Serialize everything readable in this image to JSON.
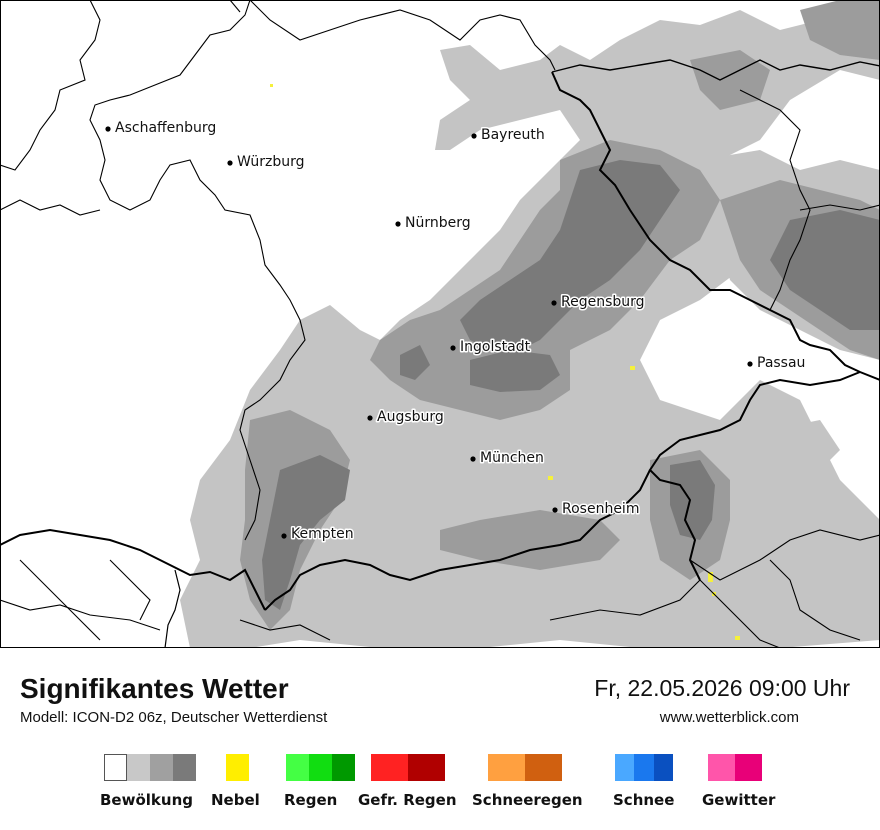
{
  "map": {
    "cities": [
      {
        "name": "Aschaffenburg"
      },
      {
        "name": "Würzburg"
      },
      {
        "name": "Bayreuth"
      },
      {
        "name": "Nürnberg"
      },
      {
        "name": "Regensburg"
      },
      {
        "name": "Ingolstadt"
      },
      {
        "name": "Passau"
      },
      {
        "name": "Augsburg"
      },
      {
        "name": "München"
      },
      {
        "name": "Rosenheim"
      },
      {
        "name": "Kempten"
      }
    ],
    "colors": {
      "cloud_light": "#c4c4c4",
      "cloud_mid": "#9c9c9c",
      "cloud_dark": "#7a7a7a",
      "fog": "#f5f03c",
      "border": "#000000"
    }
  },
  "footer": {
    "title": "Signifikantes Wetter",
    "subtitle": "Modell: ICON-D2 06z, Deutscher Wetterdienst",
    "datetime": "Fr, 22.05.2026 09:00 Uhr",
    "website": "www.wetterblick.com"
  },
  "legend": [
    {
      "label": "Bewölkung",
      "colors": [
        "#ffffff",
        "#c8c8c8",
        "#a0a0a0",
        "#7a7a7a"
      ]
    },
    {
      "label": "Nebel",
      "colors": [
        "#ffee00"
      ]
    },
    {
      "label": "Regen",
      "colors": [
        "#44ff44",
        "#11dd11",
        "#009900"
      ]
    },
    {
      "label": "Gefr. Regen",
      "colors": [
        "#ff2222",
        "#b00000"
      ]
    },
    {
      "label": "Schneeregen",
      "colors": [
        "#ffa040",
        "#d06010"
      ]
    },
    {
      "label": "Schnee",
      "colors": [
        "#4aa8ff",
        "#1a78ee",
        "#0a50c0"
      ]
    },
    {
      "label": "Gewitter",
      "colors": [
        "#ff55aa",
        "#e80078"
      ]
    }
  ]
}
---
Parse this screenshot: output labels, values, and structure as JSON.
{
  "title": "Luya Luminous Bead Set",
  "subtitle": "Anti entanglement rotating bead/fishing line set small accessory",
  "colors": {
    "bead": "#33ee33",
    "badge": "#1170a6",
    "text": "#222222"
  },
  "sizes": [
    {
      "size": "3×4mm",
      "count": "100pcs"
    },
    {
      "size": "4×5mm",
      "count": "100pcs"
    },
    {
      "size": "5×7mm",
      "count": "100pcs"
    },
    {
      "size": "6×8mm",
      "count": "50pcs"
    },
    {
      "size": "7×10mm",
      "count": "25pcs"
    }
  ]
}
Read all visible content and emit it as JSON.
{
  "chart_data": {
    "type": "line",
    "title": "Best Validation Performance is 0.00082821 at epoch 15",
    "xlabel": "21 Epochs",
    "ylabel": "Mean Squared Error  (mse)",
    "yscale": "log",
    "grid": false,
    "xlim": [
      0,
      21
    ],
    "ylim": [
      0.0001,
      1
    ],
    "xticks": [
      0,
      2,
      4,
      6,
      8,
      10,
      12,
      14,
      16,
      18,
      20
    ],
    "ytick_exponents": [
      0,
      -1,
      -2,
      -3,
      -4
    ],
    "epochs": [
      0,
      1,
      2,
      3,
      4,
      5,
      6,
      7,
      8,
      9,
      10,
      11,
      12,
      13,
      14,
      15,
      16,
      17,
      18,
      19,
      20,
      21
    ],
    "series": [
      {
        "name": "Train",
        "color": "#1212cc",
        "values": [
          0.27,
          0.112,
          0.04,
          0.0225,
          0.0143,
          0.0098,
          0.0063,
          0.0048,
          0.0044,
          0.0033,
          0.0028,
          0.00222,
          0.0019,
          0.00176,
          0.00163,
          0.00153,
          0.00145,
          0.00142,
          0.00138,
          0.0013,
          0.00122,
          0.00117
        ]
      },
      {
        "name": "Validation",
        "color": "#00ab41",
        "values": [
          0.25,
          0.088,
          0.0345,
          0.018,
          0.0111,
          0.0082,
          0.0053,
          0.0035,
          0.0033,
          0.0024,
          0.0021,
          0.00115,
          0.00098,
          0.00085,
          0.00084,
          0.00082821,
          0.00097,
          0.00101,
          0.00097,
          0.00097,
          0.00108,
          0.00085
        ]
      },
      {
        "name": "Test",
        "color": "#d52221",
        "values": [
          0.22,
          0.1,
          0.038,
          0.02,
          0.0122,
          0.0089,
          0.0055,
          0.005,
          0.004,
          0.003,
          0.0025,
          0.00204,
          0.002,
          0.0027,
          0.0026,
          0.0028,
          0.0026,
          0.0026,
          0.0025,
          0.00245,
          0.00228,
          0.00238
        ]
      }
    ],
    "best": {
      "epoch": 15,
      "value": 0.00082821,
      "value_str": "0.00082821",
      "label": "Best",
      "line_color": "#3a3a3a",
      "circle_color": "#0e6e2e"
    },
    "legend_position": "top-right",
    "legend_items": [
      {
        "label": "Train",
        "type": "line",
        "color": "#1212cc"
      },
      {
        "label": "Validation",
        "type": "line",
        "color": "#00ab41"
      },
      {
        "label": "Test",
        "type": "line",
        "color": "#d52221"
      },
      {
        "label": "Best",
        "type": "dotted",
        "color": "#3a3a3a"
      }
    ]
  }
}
--
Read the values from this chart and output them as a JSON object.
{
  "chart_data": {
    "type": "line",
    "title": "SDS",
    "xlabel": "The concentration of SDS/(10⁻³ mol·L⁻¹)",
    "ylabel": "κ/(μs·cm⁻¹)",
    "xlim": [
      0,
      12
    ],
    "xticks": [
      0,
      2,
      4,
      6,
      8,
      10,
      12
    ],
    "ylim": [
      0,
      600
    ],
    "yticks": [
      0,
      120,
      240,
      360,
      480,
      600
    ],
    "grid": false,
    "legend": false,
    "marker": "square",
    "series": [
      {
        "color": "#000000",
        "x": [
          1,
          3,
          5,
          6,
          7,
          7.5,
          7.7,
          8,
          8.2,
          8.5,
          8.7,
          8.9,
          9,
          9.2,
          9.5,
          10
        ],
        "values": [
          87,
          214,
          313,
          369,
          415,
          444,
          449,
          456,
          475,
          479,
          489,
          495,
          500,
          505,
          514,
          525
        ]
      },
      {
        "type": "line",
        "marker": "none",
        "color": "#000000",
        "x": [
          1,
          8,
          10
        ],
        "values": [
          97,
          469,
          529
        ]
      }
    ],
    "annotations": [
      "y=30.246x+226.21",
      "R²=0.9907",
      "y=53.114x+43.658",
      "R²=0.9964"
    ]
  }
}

#### What the exercise asks
Find the lines containing "Validation" and list every one of them.

#### Answer to the task
    "title": "Best Validation Performance is 0.00082821 at epoch 15",
        "name": "Validation",
        "label": "Validation",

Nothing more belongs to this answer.